> **Objective**
Repeat all the records exactly, omitting pictures.

-- start --

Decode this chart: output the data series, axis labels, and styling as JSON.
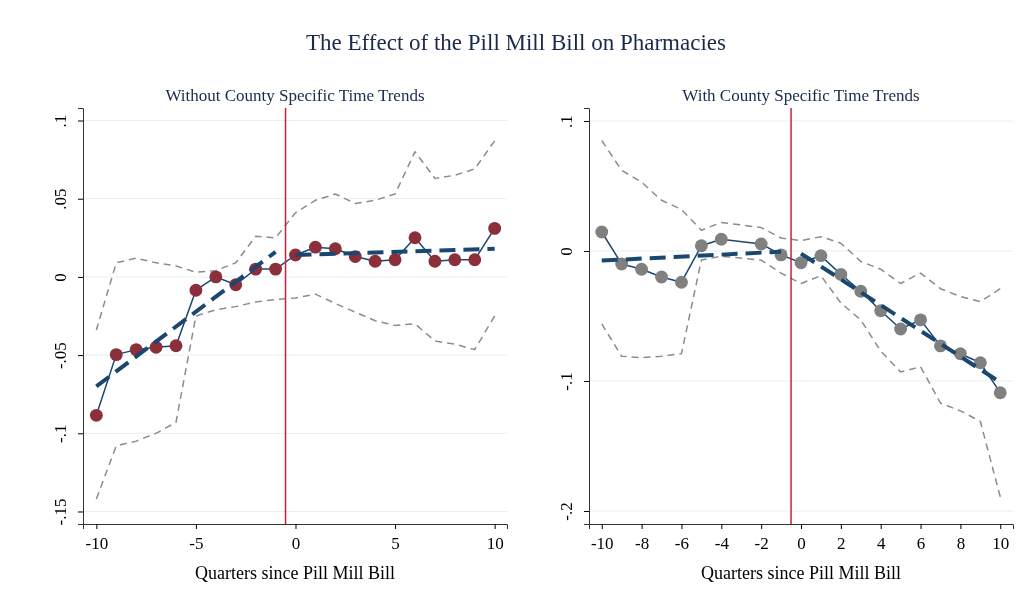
{
  "chart_data": [
    {
      "type": "line",
      "title": "The Effect of the Pill Mill Bill on Pharmacies",
      "subtitle": "Without County Specific Time Trends",
      "xlabel": "Quarters since Pill Mill Bill",
      "grid": "y",
      "xlim": [
        -10.67,
        10.62
      ],
      "xticks": [
        -10,
        -5,
        0,
        5,
        10
      ],
      "ylim": [
        -0.158,
        0.108
      ],
      "yticks": [
        {
          "value": -0.15,
          "label": "-.15"
        },
        {
          "value": -0.1,
          "label": "-.1"
        },
        {
          "value": -0.05,
          "label": "-.05"
        },
        0,
        {
          "value": 0.05,
          "label": ".05"
        },
        {
          "value": 0.1,
          "label": ".1"
        }
      ],
      "ref_lines": [
        {
          "axis": "x",
          "value": -0.5,
          "color": "#c8203f"
        }
      ],
      "series": [
        {
          "type": "line",
          "color": "#8c8c8c",
          "line_style": "dashed",
          "marker": "none",
          "x": [
            -10,
            -9,
            -8,
            -7,
            -6,
            -5,
            -4,
            -3,
            -2,
            -1,
            0,
            1,
            2,
            3,
            4,
            5,
            6,
            7,
            8,
            9,
            10
          ],
          "values": [
            -0.034,
            0.009,
            0.012,
            0.009,
            0.007,
            0.003,
            0.004,
            0.009,
            0.026,
            0.025,
            0.041,
            0.049,
            0.053,
            0.047,
            0.049,
            0.053,
            0.08,
            0.063,
            0.065,
            0.069,
            0.087
          ]
        },
        {
          "type": "line",
          "color": "#8c8c8c",
          "line_style": "dashed",
          "marker": "none",
          "x": [
            -10,
            -9,
            -8,
            -7,
            -6,
            -5,
            -4,
            -3,
            -2,
            -1,
            0,
            1,
            2,
            3,
            4,
            5,
            6,
            7,
            8,
            9,
            10
          ],
          "values": [
            -0.142,
            -0.108,
            -0.105,
            -0.1,
            -0.093,
            -0.025,
            -0.021,
            -0.019,
            -0.016,
            -0.0145,
            -0.0135,
            -0.011,
            -0.017,
            -0.0225,
            -0.028,
            -0.031,
            -0.03,
            -0.041,
            -0.043,
            -0.0465,
            -0.025
          ]
        },
        {
          "type": "line",
          "color": "#1a476f",
          "line_style": "solid",
          "marker": "none",
          "x": [
            -10,
            -9,
            -8,
            -7,
            -6,
            -5,
            -4,
            -3,
            -2,
            -1,
            0,
            1,
            2,
            3,
            4,
            5,
            6,
            7,
            8,
            9,
            10
          ],
          "values": [
            -0.0885,
            -0.0497,
            -0.0465,
            -0.045,
            -0.044,
            -0.0085,
            0,
            -0.005,
            0.005,
            0.005,
            0.014,
            0.019,
            0.018,
            0.013,
            0.01,
            0.011,
            0.025,
            0.01,
            0.011,
            0.011,
            0.031
          ]
        },
        {
          "type": "scatter",
          "color": "#8b2f3a",
          "marker": "circle",
          "x": [
            -10,
            -9,
            -8,
            -7,
            -6,
            -5,
            -4,
            -3,
            -2,
            -1,
            0,
            1,
            2,
            3,
            4,
            5,
            6,
            7,
            8,
            9,
            10
          ],
          "values": [
            -0.0885,
            -0.0497,
            -0.0465,
            -0.045,
            -0.044,
            -0.0085,
            0,
            -0.005,
            0.005,
            0.005,
            0.014,
            0.019,
            0.018,
            0.013,
            0.01,
            0.011,
            0.025,
            0.01,
            0.011,
            0.011,
            0.031
          ]
        },
        {
          "type": "line",
          "color": "#1a476f",
          "line_style": "dashed",
          "marker": "none",
          "x": [
            -10,
            -1
          ],
          "values": [
            -0.07,
            0.016
          ]
        },
        {
          "type": "line",
          "color": "#1a476f",
          "line_style": "dashed",
          "marker": "none",
          "x": [
            0,
            10
          ],
          "values": [
            0.014,
            0.018
          ]
        }
      ]
    },
    {
      "type": "line",
      "subtitle": "With County Specific Time Trends",
      "xlabel": "Quarters since Pill Mill Bill",
      "grid": "y",
      "xlim": [
        -10.64,
        10.64
      ],
      "xticks": [
        -10,
        -8,
        -6,
        -4,
        -2,
        0,
        2,
        4,
        6,
        8,
        10
      ],
      "ylim": [
        -0.21,
        0.11
      ],
      "yticks": [
        {
          "value": -0.2,
          "label": "-.2"
        },
        {
          "value": -0.1,
          "label": "-.1"
        },
        0,
        {
          "value": 0.1,
          "label": ".1"
        }
      ],
      "ref_lines": [
        {
          "axis": "x",
          "value": -0.5,
          "color": "#c8203f"
        }
      ],
      "series": [
        {
          "type": "line",
          "color": "#8c8c8c",
          "line_style": "dashed",
          "marker": "none",
          "x": [
            -10,
            -9,
            -8,
            -7,
            -6,
            -5,
            -4,
            -2,
            -1,
            0,
            1,
            2,
            3,
            4,
            5,
            6,
            7,
            8,
            9,
            10
          ],
          "values": [
            0.085,
            0.062,
            0.053,
            0.039,
            0.032,
            0.016,
            0.022,
            0.018,
            0.01,
            0.008,
            0.011,
            0.006,
            -0.008,
            -0.014,
            -0.025,
            -0.017,
            -0.029,
            -0.035,
            -0.039,
            -0.029
          ]
        },
        {
          "type": "line",
          "color": "#8c8c8c",
          "line_style": "dashed",
          "marker": "none",
          "x": [
            -10,
            -9,
            -8,
            -7,
            -6,
            -5,
            -4,
            -2,
            -1,
            0,
            1,
            2,
            3,
            4,
            5,
            6,
            7,
            8,
            9,
            10
          ],
          "values": [
            -0.056,
            -0.081,
            -0.082,
            -0.081,
            -0.079,
            -0.007,
            -0.004,
            -0.007,
            -0.017,
            -0.025,
            -0.019,
            -0.04,
            -0.053,
            -0.077,
            -0.093,
            -0.089,
            -0.117,
            -0.123,
            -0.131,
            -0.189
          ]
        },
        {
          "type": "line",
          "color": "#1a476f",
          "line_style": "solid",
          "marker": "none",
          "x": [
            -10,
            -9,
            -8,
            -7,
            -6,
            -5,
            -4,
            -2,
            -1,
            0,
            1,
            2,
            3,
            4,
            5,
            6,
            7,
            8,
            9,
            10
          ],
          "values": [
            0.0146,
            -0.01,
            -0.014,
            -0.02,
            -0.024,
            0.004,
            0.009,
            0.0054,
            -0.003,
            -0.009,
            -0.0036,
            -0.018,
            -0.031,
            -0.046,
            -0.06,
            -0.053,
            -0.073,
            -0.079,
            -0.086,
            -0.109
          ]
        },
        {
          "type": "scatter",
          "color": "#808080",
          "marker": "circle",
          "x": [
            -10,
            -9,
            -8,
            -7,
            -6,
            -5,
            -4,
            -2,
            -1,
            0,
            1,
            2,
            3,
            4,
            5,
            6,
            7,
            8,
            9,
            10
          ],
          "values": [
            0.0146,
            -0.01,
            -0.014,
            -0.02,
            -0.024,
            0.004,
            0.009,
            0.0054,
            -0.003,
            -0.009,
            -0.0036,
            -0.018,
            -0.031,
            -0.046,
            -0.06,
            -0.053,
            -0.073,
            -0.079,
            -0.086,
            -0.109
          ]
        },
        {
          "type": "line",
          "color": "#1a476f",
          "line_style": "dashed",
          "marker": "none",
          "x": [
            -10,
            -1
          ],
          "values": [
            -0.0074,
            -0.0005
          ]
        },
        {
          "type": "line",
          "color": "#1a476f",
          "line_style": "dashed",
          "marker": "none",
          "x": [
            0,
            10
          ],
          "values": [
            -0.002,
            -0.101
          ]
        }
      ]
    }
  ]
}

-- end --

> **Result**
Decode this chart: output the data series, axis labels, and styling as JSON.
{
  "chart_data": [
    {
      "type": "line",
      "title": "The Effect of the Pill Mill Bill on Pharmacies",
      "subtitle": "Without County Specific Time Trends",
      "xlabel": "Quarters since Pill Mill Bill",
      "grid": "y",
      "xlim": [
        -10.67,
        10.62
      ],
      "xticks": [
        -10,
        -5,
        0,
        5,
        10
      ],
      "ylim": [
        -0.158,
        0.108
      ],
      "yticks": [
        {
          "value": -0.15,
          "label": "-.15"
        },
        {
          "value": -0.1,
          "label": "-.1"
        },
        {
          "value": -0.05,
          "label": "-.05"
        },
        0,
        {
          "value": 0.05,
          "label": ".05"
        },
        {
          "value": 0.1,
          "label": ".1"
        }
      ],
      "ref_lines": [
        {
          "axis": "x",
          "value": -0.5,
          "color": "#c8203f"
        }
      ],
      "series": [
        {
          "type": "line",
          "color": "#8c8c8c",
          "line_style": "dashed",
          "marker": "none",
          "x": [
            -10,
            -9,
            -8,
            -7,
            -6,
            -5,
            -4,
            -3,
            -2,
            -1,
            0,
            1,
            2,
            3,
            4,
            5,
            6,
            7,
            8,
            9,
            10
          ],
          "values": [
            -0.034,
            0.009,
            0.012,
            0.009,
            0.007,
            0.003,
            0.004,
            0.009,
            0.026,
            0.025,
            0.041,
            0.049,
            0.053,
            0.047,
            0.049,
            0.053,
            0.08,
            0.063,
            0.065,
            0.069,
            0.087
          ]
        },
        {
          "type": "line",
          "color": "#8c8c8c",
          "line_style": "dashed",
          "marker": "none",
          "x": [
            -10,
            -9,
            -8,
            -7,
            -6,
            -5,
            -4,
            -3,
            -2,
            -1,
            0,
            1,
            2,
            3,
            4,
            5,
            6,
            7,
            8,
            9,
            10
          ],
          "values": [
            -0.142,
            -0.108,
            -0.105,
            -0.1,
            -0.093,
            -0.025,
            -0.021,
            -0.019,
            -0.016,
            -0.0145,
            -0.0135,
            -0.011,
            -0.017,
            -0.0225,
            -0.028,
            -0.031,
            -0.03,
            -0.041,
            -0.043,
            -0.0465,
            -0.025
          ]
        },
        {
          "type": "line",
          "color": "#1a476f",
          "line_style": "solid",
          "marker": "none",
          "x": [
            -10,
            -9,
            -8,
            -7,
            -6,
            -5,
            -4,
            -3,
            -2,
            -1,
            0,
            1,
            2,
            3,
            4,
            5,
            6,
            7,
            8,
            9,
            10
          ],
          "values": [
            -0.0885,
            -0.0497,
            -0.0465,
            -0.045,
            -0.044,
            -0.0085,
            0,
            -0.005,
            0.005,
            0.005,
            0.014,
            0.019,
            0.018,
            0.013,
            0.01,
            0.011,
            0.025,
            0.01,
            0.011,
            0.011,
            0.031
          ]
        },
        {
          "type": "scatter",
          "color": "#8b2f3a",
          "marker": "circle",
          "x": [
            -10,
            -9,
            -8,
            -7,
            -6,
            -5,
            -4,
            -3,
            -2,
            -1,
            0,
            1,
            2,
            3,
            4,
            5,
            6,
            7,
            8,
            9,
            10
          ],
          "values": [
            -0.0885,
            -0.0497,
            -0.0465,
            -0.045,
            -0.044,
            -0.0085,
            0,
            -0.005,
            0.005,
            0.005,
            0.014,
            0.019,
            0.018,
            0.013,
            0.01,
            0.011,
            0.025,
            0.01,
            0.011,
            0.011,
            0.031
          ]
        },
        {
          "type": "line",
          "color": "#1a476f",
          "line_style": "dashed",
          "marker": "none",
          "x": [
            -10,
            -1
          ],
          "values": [
            -0.07,
            0.016
          ]
        },
        {
          "type": "line",
          "color": "#1a476f",
          "line_style": "dashed",
          "marker": "none",
          "x": [
            0,
            10
          ],
          "values": [
            0.014,
            0.018
          ]
        }
      ]
    },
    {
      "type": "line",
      "subtitle": "With County Specific Time Trends",
      "xlabel": "Quarters since Pill Mill Bill",
      "grid": "y",
      "xlim": [
        -10.64,
        10.64
      ],
      "xticks": [
        -10,
        -8,
        -6,
        -4,
        -2,
        0,
        2,
        4,
        6,
        8,
        10
      ],
      "ylim": [
        -0.21,
        0.11
      ],
      "yticks": [
        {
          "value": -0.2,
          "label": "-.2"
        },
        {
          "value": -0.1,
          "label": "-.1"
        },
        0,
        {
          "value": 0.1,
          "label": ".1"
        }
      ],
      "ref_lines": [
        {
          "axis": "x",
          "value": -0.5,
          "color": "#c8203f"
        }
      ],
      "series": [
        {
          "type": "line",
          "color": "#8c8c8c",
          "line_style": "dashed",
          "marker": "none",
          "x": [
            -10,
            -9,
            -8,
            -7,
            -6,
            -5,
            -4,
            -2,
            -1,
            0,
            1,
            2,
            3,
            4,
            5,
            6,
            7,
            8,
            9,
            10
          ],
          "values": [
            0.085,
            0.062,
            0.053,
            0.039,
            0.032,
            0.016,
            0.022,
            0.018,
            0.01,
            0.008,
            0.011,
            0.006,
            -0.008,
            -0.014,
            -0.025,
            -0.017,
            -0.029,
            -0.035,
            -0.039,
            -0.029
          ]
        },
        {
          "type": "line",
          "color": "#8c8c8c",
          "line_style": "dashed",
          "marker": "none",
          "x": [
            -10,
            -9,
            -8,
            -7,
            -6,
            -5,
            -4,
            -2,
            -1,
            0,
            1,
            2,
            3,
            4,
            5,
            6,
            7,
            8,
            9,
            10
          ],
          "values": [
            -0.056,
            -0.081,
            -0.082,
            -0.081,
            -0.079,
            -0.007,
            -0.004,
            -0.007,
            -0.017,
            -0.025,
            -0.019,
            -0.04,
            -0.053,
            -0.077,
            -0.093,
            -0.089,
            -0.117,
            -0.123,
            -0.131,
            -0.189
          ]
        },
        {
          "type": "line",
          "color": "#1a476f",
          "line_style": "solid",
          "marker": "none",
          "x": [
            -10,
            -9,
            -8,
            -7,
            -6,
            -5,
            -4,
            -2,
            -1,
            0,
            1,
            2,
            3,
            4,
            5,
            6,
            7,
            8,
            9,
            10
          ],
          "values": [
            0.0146,
            -0.01,
            -0.014,
            -0.02,
            -0.024,
            0.004,
            0.009,
            0.0054,
            -0.003,
            -0.009,
            -0.0036,
            -0.018,
            -0.031,
            -0.046,
            -0.06,
            -0.053,
            -0.073,
            -0.079,
            -0.086,
            -0.109
          ]
        },
        {
          "type": "scatter",
          "color": "#808080",
          "marker": "circle",
          "x": [
            -10,
            -9,
            -8,
            -7,
            -6,
            -5,
            -4,
            -2,
            -1,
            0,
            1,
            2,
            3,
            4,
            5,
            6,
            7,
            8,
            9,
            10
          ],
          "values": [
            0.0146,
            -0.01,
            -0.014,
            -0.02,
            -0.024,
            0.004,
            0.009,
            0.0054,
            -0.003,
            -0.009,
            -0.0036,
            -0.018,
            -0.031,
            -0.046,
            -0.06,
            -0.053,
            -0.073,
            -0.079,
            -0.086,
            -0.109
          ]
        },
        {
          "type": "line",
          "color": "#1a476f",
          "line_style": "dashed",
          "marker": "none",
          "x": [
            -10,
            -1
          ],
          "values": [
            -0.0074,
            -0.0005
          ]
        },
        {
          "type": "line",
          "color": "#1a476f",
          "line_style": "dashed",
          "marker": "none",
          "x": [
            0,
            10
          ],
          "values": [
            -0.002,
            -0.101
          ]
        }
      ]
    }
  ]
}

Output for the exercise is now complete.